▶ _CHALLENGE_
The records below are split into lines. How many of those lines contain the string "smooth"? Reply with the number only.

[begin TASK DATA]

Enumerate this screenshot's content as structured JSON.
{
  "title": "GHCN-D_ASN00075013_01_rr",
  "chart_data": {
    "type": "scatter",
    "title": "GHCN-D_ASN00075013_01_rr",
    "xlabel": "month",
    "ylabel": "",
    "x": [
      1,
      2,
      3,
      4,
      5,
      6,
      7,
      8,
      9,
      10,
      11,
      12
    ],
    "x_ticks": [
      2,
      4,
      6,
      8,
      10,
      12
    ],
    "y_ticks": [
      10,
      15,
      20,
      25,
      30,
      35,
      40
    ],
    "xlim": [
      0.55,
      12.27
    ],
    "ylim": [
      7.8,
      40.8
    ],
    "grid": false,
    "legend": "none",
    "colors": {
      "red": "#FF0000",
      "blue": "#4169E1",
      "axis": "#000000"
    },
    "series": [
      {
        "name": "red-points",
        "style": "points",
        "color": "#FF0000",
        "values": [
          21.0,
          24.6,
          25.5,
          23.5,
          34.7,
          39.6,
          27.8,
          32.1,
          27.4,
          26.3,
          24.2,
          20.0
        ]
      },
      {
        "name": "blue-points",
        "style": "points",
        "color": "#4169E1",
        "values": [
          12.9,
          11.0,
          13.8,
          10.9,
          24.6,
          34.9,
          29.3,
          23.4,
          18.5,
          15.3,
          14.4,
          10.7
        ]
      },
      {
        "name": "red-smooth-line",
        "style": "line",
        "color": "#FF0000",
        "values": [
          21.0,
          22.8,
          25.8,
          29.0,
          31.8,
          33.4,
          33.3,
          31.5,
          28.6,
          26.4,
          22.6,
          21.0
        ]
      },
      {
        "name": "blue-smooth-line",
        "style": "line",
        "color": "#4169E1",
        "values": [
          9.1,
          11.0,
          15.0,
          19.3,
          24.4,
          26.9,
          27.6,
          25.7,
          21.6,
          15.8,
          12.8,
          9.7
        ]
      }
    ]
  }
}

[end TASK DATA]

▶ _ANSWER TO THIS PROBLEM_
2